> **Directive**
Exactly how many lines have the word "object"? Answer with the bare number.

+ + + + +

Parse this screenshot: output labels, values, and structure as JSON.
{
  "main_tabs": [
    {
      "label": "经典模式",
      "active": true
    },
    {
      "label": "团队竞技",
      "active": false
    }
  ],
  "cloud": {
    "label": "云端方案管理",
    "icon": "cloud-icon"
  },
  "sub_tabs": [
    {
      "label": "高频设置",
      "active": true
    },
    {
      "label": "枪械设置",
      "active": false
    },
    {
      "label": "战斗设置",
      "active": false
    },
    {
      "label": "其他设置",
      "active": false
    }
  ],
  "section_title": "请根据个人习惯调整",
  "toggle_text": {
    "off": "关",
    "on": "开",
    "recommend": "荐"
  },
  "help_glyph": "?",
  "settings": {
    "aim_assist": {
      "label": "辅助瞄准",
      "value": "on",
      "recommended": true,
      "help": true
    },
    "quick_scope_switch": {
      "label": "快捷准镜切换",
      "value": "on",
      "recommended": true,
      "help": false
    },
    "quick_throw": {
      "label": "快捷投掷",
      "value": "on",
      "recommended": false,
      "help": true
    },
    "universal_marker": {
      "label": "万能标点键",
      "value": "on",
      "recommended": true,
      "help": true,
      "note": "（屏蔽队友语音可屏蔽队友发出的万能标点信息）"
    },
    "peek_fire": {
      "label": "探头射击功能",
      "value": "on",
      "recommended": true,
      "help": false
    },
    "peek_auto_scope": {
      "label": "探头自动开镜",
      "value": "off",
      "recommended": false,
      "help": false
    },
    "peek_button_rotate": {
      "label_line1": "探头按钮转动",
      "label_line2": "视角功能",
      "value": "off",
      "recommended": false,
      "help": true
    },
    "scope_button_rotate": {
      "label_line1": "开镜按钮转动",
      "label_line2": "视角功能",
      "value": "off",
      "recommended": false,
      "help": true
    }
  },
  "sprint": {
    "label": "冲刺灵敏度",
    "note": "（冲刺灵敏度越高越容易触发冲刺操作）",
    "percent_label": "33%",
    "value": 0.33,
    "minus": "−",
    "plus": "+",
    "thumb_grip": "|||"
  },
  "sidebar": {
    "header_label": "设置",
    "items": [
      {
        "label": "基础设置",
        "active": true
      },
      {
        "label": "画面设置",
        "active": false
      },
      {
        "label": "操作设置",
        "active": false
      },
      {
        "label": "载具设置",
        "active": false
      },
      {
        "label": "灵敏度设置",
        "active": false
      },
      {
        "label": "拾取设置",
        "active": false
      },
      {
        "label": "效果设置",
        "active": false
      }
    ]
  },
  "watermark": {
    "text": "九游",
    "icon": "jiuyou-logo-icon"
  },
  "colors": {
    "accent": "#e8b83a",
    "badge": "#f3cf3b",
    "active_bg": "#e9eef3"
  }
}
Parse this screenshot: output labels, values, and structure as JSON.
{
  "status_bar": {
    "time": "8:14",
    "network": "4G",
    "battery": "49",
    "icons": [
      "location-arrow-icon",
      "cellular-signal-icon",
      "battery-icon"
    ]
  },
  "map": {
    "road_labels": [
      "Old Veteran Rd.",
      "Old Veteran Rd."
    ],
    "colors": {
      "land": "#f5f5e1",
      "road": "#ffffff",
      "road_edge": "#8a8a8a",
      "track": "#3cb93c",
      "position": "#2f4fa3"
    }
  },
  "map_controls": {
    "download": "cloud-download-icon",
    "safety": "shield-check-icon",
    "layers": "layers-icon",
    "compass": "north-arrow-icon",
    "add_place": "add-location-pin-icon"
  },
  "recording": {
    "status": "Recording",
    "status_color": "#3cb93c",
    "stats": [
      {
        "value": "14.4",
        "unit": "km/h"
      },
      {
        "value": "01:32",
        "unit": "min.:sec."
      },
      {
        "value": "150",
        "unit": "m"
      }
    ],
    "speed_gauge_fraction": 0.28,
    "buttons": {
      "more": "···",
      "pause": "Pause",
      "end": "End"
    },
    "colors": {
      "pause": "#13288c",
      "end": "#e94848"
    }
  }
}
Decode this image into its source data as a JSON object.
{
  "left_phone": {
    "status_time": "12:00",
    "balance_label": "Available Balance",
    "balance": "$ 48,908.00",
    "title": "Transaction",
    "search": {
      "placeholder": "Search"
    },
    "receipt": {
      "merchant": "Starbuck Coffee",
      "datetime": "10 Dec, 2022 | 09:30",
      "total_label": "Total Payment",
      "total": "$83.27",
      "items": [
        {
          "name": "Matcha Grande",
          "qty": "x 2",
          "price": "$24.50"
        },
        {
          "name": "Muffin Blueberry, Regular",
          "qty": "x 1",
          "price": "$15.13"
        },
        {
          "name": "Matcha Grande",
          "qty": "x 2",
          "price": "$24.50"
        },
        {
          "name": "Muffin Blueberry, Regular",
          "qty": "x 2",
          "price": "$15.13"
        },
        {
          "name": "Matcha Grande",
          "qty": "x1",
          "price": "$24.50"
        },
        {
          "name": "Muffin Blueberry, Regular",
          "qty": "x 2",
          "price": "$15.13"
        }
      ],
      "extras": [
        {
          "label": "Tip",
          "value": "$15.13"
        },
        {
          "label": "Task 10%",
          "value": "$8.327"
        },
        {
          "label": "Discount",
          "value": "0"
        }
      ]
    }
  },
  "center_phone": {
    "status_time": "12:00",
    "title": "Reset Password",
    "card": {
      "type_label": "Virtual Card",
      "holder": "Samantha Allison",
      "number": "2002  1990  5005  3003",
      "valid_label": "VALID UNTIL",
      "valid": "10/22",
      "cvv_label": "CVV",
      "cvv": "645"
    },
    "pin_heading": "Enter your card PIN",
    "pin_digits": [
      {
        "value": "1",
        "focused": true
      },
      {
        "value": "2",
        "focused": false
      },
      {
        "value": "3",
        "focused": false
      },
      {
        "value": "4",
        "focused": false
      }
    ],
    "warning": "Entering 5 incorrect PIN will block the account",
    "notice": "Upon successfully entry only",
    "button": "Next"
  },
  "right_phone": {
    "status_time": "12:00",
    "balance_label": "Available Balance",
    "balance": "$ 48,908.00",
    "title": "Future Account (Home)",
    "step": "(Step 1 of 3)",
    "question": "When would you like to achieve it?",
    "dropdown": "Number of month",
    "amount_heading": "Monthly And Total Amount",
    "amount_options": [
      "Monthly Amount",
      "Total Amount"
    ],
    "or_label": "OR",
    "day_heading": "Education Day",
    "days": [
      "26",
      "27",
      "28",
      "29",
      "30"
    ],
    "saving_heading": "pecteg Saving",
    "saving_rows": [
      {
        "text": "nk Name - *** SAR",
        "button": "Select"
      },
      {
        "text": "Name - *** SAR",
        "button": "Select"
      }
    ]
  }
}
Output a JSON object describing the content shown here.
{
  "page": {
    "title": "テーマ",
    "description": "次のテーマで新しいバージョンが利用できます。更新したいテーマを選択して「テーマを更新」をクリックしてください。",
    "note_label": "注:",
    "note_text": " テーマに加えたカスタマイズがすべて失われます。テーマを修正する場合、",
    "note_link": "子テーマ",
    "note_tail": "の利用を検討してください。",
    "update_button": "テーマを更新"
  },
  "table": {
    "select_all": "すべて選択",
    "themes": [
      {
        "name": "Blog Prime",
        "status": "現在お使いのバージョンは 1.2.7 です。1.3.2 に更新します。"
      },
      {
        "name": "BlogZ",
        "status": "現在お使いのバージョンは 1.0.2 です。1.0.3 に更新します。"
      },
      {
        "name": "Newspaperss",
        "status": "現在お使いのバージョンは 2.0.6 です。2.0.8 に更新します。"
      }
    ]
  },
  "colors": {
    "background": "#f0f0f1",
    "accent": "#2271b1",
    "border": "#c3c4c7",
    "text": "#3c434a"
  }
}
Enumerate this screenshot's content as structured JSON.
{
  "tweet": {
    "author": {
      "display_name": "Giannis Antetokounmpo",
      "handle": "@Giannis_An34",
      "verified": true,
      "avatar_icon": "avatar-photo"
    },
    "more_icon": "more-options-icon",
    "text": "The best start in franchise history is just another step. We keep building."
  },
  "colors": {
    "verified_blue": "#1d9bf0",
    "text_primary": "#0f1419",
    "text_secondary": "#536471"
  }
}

+ + + + +

> **Answer for the task**
2